__STATED PROBLEM__
Extract from the listing each line in which the word "checked" appears.

__MATERIAL PROVIDED__
+--

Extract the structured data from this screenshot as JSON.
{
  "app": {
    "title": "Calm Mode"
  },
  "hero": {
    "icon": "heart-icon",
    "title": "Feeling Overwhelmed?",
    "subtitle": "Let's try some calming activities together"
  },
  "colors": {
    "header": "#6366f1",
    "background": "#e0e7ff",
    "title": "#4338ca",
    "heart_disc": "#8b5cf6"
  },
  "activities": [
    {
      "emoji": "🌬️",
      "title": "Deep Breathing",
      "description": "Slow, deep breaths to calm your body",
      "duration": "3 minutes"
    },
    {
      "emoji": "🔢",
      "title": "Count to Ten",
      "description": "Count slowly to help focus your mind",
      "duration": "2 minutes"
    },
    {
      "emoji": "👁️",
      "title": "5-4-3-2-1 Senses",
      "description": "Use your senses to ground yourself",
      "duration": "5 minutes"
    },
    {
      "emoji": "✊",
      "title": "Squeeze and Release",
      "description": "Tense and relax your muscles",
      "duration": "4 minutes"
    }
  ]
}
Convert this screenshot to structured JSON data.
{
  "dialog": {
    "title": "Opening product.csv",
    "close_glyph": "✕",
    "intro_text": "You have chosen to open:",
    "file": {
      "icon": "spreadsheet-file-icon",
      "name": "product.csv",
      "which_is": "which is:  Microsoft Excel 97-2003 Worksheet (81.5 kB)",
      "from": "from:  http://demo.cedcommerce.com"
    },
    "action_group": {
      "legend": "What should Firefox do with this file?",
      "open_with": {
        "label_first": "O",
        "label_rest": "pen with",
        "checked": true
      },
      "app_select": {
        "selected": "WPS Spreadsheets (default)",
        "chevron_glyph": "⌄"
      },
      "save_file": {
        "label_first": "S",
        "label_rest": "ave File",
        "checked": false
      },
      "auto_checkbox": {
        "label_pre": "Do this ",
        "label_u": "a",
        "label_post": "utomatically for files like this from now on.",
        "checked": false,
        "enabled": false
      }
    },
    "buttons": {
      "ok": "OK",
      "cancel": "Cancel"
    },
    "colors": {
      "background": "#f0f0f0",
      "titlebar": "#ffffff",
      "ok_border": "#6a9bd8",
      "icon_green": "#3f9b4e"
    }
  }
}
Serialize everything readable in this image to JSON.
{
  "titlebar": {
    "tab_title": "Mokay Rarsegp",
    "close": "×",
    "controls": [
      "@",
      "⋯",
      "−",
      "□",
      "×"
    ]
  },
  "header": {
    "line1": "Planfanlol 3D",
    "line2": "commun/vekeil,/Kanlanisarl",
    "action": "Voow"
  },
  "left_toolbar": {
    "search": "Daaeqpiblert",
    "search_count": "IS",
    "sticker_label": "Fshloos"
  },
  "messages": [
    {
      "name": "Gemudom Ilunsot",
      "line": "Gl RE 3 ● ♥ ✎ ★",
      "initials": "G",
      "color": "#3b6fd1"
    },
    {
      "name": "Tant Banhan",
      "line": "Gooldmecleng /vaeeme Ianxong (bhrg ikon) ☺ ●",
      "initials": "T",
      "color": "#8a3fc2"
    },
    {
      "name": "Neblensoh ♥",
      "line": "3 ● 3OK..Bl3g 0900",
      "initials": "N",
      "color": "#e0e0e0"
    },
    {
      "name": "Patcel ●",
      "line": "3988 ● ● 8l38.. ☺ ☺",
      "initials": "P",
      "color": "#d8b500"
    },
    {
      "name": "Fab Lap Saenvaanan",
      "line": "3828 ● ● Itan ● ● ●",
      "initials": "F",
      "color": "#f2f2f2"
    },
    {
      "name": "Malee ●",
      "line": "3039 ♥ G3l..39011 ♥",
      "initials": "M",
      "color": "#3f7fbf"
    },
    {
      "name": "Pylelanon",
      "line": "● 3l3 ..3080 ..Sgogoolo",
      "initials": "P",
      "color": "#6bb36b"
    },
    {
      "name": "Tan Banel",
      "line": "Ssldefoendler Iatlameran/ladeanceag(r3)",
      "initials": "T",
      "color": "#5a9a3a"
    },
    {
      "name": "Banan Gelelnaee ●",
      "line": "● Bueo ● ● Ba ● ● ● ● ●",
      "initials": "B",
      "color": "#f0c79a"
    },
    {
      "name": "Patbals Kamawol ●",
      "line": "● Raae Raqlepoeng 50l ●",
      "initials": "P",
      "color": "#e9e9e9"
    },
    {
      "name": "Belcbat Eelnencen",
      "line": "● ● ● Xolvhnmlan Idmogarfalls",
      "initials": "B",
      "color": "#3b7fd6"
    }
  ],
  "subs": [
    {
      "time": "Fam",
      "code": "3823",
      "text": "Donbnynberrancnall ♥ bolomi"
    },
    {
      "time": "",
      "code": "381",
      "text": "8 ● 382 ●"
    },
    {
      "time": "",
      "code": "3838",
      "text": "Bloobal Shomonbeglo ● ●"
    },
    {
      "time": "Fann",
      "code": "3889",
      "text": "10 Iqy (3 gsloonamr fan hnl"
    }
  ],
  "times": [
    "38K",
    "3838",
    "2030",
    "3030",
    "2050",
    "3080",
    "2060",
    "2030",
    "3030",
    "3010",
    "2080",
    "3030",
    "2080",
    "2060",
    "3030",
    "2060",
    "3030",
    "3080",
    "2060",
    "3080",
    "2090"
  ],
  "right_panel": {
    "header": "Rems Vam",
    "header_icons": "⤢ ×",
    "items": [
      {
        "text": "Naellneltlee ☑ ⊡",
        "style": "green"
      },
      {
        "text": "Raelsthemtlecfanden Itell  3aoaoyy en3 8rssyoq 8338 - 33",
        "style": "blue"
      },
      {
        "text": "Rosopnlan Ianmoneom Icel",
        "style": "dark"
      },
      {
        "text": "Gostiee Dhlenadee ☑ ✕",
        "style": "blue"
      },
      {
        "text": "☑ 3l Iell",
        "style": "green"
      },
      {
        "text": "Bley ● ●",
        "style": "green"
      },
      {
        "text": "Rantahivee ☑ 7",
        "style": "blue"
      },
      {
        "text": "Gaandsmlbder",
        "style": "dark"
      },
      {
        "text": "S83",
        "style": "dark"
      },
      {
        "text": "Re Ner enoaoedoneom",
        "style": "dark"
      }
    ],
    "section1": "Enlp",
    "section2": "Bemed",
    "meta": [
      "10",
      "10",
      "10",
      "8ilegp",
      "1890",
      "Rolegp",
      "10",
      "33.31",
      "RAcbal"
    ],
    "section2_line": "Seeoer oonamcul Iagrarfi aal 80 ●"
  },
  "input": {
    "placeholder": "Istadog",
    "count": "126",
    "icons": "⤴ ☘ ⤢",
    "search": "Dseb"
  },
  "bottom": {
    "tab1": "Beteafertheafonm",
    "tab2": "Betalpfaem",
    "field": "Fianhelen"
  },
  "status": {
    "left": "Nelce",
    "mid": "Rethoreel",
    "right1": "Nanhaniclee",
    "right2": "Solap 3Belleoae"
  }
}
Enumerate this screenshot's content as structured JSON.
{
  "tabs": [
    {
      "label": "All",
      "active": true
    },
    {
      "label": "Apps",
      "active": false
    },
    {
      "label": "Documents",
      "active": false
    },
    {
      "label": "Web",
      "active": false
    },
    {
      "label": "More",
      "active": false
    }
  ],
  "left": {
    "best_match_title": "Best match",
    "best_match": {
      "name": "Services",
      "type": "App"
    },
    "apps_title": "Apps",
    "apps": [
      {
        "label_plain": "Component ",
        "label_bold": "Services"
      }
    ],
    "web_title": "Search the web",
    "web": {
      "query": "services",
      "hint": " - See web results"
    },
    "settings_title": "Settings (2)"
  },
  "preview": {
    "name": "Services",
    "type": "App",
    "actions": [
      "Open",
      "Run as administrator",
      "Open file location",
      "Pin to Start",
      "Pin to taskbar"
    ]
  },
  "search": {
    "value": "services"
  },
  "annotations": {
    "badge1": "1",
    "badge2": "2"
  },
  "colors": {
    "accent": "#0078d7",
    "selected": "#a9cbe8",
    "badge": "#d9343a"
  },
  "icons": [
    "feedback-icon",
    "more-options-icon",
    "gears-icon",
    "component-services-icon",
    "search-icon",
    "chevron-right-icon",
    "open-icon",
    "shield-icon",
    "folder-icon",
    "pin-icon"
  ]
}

+--

__RESPONSE FOR THIS EXERCISE__
        "checked": true
        "checked": false
        "checked": false,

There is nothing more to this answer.